"""

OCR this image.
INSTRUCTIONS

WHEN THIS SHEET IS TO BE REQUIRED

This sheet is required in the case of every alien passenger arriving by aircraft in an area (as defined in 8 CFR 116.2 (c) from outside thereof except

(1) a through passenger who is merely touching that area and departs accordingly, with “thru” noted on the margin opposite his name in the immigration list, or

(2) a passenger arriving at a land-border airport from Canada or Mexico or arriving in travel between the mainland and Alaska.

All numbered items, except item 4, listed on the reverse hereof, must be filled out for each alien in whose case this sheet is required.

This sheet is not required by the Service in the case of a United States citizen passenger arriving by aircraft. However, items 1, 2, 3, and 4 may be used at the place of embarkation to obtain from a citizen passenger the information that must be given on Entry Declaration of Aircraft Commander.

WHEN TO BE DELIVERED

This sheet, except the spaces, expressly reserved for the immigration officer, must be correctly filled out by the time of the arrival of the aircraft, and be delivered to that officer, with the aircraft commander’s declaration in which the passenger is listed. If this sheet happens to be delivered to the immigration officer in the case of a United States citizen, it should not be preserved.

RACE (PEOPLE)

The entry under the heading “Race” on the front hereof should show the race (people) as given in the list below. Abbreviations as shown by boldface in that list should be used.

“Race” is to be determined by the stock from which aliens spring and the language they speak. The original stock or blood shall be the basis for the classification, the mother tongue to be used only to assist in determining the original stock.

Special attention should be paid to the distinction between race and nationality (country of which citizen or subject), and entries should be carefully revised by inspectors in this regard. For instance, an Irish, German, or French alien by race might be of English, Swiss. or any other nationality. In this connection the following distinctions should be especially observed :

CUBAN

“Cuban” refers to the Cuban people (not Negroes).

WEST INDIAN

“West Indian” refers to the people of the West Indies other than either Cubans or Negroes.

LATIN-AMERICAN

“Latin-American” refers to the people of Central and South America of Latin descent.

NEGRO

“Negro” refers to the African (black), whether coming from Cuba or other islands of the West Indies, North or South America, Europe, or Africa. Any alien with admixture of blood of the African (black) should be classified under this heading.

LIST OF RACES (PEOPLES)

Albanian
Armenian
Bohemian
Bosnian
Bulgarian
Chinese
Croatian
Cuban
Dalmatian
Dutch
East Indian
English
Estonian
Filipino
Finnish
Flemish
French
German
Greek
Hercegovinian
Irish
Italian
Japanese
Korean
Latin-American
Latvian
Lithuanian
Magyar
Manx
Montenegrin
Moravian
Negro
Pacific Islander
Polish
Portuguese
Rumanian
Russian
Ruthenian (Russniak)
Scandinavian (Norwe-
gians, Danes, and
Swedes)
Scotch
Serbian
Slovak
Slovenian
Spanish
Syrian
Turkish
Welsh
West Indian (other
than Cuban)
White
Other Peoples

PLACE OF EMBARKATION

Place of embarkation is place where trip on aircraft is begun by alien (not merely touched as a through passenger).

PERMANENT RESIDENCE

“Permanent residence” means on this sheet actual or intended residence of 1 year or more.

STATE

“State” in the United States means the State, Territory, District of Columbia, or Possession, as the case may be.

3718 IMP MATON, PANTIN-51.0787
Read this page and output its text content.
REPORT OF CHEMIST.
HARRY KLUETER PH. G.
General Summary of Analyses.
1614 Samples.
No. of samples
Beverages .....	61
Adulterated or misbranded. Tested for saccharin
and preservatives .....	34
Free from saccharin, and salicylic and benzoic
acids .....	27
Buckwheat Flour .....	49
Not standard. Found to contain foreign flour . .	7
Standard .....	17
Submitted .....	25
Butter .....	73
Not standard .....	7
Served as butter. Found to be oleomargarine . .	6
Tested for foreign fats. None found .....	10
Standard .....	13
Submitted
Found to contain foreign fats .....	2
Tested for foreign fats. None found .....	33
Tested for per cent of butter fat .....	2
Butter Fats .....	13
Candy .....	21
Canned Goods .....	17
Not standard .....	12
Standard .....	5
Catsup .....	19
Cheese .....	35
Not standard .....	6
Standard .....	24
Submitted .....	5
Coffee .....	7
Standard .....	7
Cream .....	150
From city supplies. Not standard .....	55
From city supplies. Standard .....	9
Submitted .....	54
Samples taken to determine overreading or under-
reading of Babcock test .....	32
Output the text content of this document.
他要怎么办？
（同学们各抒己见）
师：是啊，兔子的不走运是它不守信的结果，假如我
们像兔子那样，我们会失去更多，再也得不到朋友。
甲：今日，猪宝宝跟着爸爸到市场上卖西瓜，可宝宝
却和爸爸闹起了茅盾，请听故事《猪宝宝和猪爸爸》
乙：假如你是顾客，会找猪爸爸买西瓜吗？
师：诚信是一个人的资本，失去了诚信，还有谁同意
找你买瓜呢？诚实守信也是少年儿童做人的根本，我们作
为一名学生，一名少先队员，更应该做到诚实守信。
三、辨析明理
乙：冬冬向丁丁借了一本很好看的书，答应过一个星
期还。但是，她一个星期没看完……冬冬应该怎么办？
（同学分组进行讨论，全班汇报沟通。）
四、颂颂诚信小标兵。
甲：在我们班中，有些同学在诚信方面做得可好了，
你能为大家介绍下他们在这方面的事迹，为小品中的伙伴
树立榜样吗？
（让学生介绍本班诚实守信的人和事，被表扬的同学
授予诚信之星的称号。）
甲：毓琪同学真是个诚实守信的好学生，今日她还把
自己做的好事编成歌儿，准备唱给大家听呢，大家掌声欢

"""

STATED EXERCISE —
Copy out each line exactly as written.

TASK ANSWER —
OCR this image.
INSTRUCTIONS

WHEN THIS SHEET IS TO BE REQUIRED

This sheet is required in the case of every alien passenger arriving by aircraft in an area (as defined in 8 CFR 116.2 (c) from outside thereof except

(1) a through passenger who is merely touching that area and departs accordingly, with “thru” noted on the margin opposite his name in the immigration list, or

(2) a passenger arriving at a land-border airport from Canada or Mexico or arriving in travel between the mainland and Alaska.

All numbered items, except item 4, listed on the reverse hereof, must be filled out for each alien in whose case this sheet is required.

This sheet is not required by the Service in the case of a United States citizen passenger arriving by aircraft. However, items 1, 2, 3, and 4 may be used at the place of embarkation to obtain from a citizen passenger the information that must be given on Entry Declaration of Aircraft Commander.

WHEN TO BE DELIVERED

This sheet, except the spaces, expressly reserved for the immigration officer, must be correctly filled out by the time of the arrival of the aircraft, and be delivered to that officer, with the aircraft commander’s declaration in which the passenger is listed. If this sheet happens to be delivered to the immigration officer in the case of a United States citizen, it should not be preserved.

RACE (PEOPLE)

The entry under the heading “Race” on the front hereof should show the race (people) as given in the list below. Abbreviations as shown by boldface in that list should be used.

“Race” is to be determined by the stock from which aliens spring and the language they speak. The original stock or blood shall be the basis for the classification, the mother tongue to be used only to assist in determining the original stock.

Special attention should be paid to the distinction between race and nationality (country of which citizen or subject), and entries should be carefully revised by inspectors in this regard. For instance, an Irish, German, or French alien by race might be of English, Swiss. or any other nationality. In this connection the following distinctions should be especially observed :

CUBAN

“Cuban” refers to the Cuban people (not Negroes).

WEST INDIAN

“West Indian” refers to the people of the West Indies other than either Cubans or Negroes.

LATIN-AMERICAN

“Latin-American” refers to the people of Central and South America of Latin descent.

NEGRO

“Negro” refers to the African (black), whether coming from Cuba or other islands of the West Indies, North or South America, Europe, or Africa. Any alien with admixture of blood of the African (black) should be classified under this heading.

LIST OF RACES (PEOPLES)

Albanian
Armenian
Bohemian
Bosnian
Bulgarian
Chinese
Croatian
Cuban
Dalmatian
Dutch
East Indian
English
Estonian
Filipino
Finnish
Flemish
French
German
Greek
Hercegovinian
Irish
Italian
Japanese
Korean
Latin-American
Latvian
Lithuanian
Magyar
Manx
Montenegrin
Moravian
Negro
Pacific Islander
Polish
Portuguese
Rumanian
Russian
Ruthenian (Russniak)
Scandinavian (Norwe-
gians, Danes, and
Swedes)
Scotch
Serbian
Slovak
Slovenian
Spanish
Syrian
Turkish
Welsh
West Indian (other
than Cuban)
White
Other Peoples

PLACE OF EMBARKATION

Place of embarkation is place where trip on aircraft is begun by alien (not merely touched as a through passenger).

PERMANENT RESIDENCE

“Permanent residence” means on this sheet actual or intended residence of 1 year or more.

STATE

“State” in the United States means the State, Territory, District of Columbia, or Possession, as the case may be.

3718 IMP MATON, PANTIN-51.0787
Read this page and output its text content.
REPORT OF CHEMIST.
HARRY KLUETER PH. G.
General Summary of Analyses.
1614 Samples.
No. of samples
Beverages .....	61
Adulterated or misbranded. Tested for saccharin
and preservatives .....	34
Free from saccharin, and salicylic and benzoic
acids .....	27
Buckwheat Flour .....	49
Not standard. Found to contain foreign flour . .	7
Standard .....	17
Submitted .....	25
Butter .....	73
Not standard .....	7
Served as butter. Found to be oleomargarine . .	6
Tested for foreign fats. None found .....	10
Standard .....	13
Submitted
Found to contain foreign fats .....	2
Tested for foreign fats. None found .....	33
Tested for per cent of butter fat .....	2
Butter Fats .....	13
Candy .....	21
Canned Goods .....	17
Not standard .....	12
Standard .....	5
Catsup .....	19
Cheese .....	35
Not standard .....	6
Standard .....	24
Submitted .....	5
Coffee .....	7
Standard .....	7
Cream .....	150
From city supplies. Not standard .....	55
From city supplies. Standard .....	9
Submitted .....	54
Samples taken to determine overreading or under-
reading of Babcock test .....	32
Output the text content of this document.
他要怎么办？
（同学们各抒己见）
师：是啊，兔子的不走运是它不守信的结果，假如我
们像兔子那样，我们会失去更多，再也得不到朋友。
甲：今日，猪宝宝跟着爸爸到市场上卖西瓜，可宝宝
却和爸爸闹起了茅盾，请听故事《猪宝宝和猪爸爸》
乙：假如你是顾客，会找猪爸爸买西瓜吗？
师：诚信是一个人的资本，失去了诚信，还有谁同意
找你买瓜呢？诚实守信也是少年儿童做人的根本，我们作
为一名学生，一名少先队员，更应该做到诚实守信。
三、辨析明理
乙：冬冬向丁丁借了一本很好看的书，答应过一个星
期还。但是，她一个星期没看完……冬冬应该怎么办？
（同学分组进行讨论，全班汇报沟通。）
四、颂颂诚信小标兵。
甲：在我们班中，有些同学在诚信方面做得可好了，
你能为大家介绍下他们在这方面的事迹，为小品中的伙伴
树立榜样吗？
（让学生介绍本班诚实守信的人和事，被表扬的同学
授予诚信之星的称号。）
甲：毓琪同学真是个诚实守信的好学生，今日她还把
自己做的好事编成歌儿，准备唱给大家听呢，大家掌声欢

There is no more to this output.